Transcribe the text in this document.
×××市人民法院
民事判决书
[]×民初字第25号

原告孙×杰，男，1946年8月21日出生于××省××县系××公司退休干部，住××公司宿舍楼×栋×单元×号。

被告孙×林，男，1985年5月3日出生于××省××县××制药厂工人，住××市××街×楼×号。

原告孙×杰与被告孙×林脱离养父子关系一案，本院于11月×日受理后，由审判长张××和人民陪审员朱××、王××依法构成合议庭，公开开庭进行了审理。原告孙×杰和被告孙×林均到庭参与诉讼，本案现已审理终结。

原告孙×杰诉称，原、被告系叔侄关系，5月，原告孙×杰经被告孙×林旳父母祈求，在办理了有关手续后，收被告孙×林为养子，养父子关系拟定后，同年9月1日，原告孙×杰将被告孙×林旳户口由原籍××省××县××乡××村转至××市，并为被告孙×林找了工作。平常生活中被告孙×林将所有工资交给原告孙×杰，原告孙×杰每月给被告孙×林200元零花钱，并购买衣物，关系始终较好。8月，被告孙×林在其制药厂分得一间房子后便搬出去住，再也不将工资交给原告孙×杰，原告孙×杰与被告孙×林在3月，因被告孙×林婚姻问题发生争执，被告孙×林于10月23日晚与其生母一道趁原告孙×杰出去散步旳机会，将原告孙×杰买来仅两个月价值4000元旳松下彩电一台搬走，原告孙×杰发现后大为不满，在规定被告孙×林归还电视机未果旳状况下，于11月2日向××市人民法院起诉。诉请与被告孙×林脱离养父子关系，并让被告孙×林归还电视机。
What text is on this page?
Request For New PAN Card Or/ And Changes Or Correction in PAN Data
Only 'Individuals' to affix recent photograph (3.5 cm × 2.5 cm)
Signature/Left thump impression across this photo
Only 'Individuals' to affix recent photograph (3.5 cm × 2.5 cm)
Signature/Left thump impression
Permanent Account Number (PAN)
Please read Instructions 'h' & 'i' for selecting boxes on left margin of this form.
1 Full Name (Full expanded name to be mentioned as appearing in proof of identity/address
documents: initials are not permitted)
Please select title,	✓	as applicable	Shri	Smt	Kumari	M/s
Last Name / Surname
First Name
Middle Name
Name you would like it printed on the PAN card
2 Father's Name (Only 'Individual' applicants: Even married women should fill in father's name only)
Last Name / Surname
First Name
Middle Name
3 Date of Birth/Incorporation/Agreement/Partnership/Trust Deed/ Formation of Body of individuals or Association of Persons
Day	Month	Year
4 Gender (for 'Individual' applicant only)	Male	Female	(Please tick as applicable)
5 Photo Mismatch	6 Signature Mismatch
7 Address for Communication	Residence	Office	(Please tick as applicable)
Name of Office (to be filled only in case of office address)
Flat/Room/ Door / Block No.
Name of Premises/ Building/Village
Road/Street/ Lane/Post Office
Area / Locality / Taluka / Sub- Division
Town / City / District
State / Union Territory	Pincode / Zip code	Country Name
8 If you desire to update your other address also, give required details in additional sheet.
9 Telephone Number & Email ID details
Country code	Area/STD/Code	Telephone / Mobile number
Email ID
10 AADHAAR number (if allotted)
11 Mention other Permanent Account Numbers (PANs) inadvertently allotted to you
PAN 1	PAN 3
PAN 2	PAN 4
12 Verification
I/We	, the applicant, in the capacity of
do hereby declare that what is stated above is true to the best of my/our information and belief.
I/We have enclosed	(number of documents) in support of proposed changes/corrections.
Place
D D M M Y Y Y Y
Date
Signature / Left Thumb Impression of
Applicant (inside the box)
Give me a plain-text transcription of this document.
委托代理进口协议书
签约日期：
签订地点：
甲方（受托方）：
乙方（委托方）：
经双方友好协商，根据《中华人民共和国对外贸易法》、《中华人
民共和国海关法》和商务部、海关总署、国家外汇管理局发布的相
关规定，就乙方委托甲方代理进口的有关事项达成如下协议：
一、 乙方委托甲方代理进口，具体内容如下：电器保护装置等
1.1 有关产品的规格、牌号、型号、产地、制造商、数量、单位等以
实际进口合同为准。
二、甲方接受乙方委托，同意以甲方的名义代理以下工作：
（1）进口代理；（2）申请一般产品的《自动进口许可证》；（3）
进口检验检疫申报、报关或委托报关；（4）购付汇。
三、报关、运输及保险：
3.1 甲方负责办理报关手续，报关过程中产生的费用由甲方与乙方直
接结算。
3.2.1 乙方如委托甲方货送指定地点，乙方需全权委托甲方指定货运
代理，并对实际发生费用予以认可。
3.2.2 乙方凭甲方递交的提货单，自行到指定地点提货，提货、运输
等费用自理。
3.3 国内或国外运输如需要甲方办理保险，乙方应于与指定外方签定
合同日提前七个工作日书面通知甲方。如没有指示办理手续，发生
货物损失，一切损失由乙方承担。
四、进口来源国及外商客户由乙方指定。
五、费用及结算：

#### [Your instructions]
Every line from the one containing "Give me a plain-text" through the last line must be copied exactly; leave out the rest.

#### [Response below]
Give me a plain-text transcription of this document.
委托代理进口协议书
签约日期：
签订地点：
甲方（受托方）：
乙方（委托方）：
经双方友好协商，根据《中华人民共和国对外贸易法》、《中华人
民共和国海关法》和商务部、海关总署、国家外汇管理局发布的相
关规定，就乙方委托甲方代理进口的有关事项达成如下协议：
一、 乙方委托甲方代理进口，具体内容如下：电器保护装置等
1.1 有关产品的规格、牌号、型号、产地、制造商、数量、单位等以
实际进口合同为准。
二、甲方接受乙方委托，同意以甲方的名义代理以下工作：
（1）进口代理；（2）申请一般产品的《自动进口许可证》；（3）
进口检验检疫申报、报关或委托报关；（4）购付汇。
三、报关、运输及保险：
3.1 甲方负责办理报关手续，报关过程中产生的费用由甲方与乙方直
接结算。
3.2.1 乙方如委托甲方货送指定地点，乙方需全权委托甲方指定货运
代理，并对实际发生费用予以认可。
3.2.2 乙方凭甲方递交的提货单，自行到指定地点提货，提货、运输
等费用自理。
3.3 国内或国外运输如需要甲方办理保险，乙方应于与指定外方签定
合同日提前七个工作日书面通知甲方。如没有指示办理手续，发生
货物损失，一切损失由乙方承担。
四、进口来源国及外商客户由乙方指定。
五、费用及结算：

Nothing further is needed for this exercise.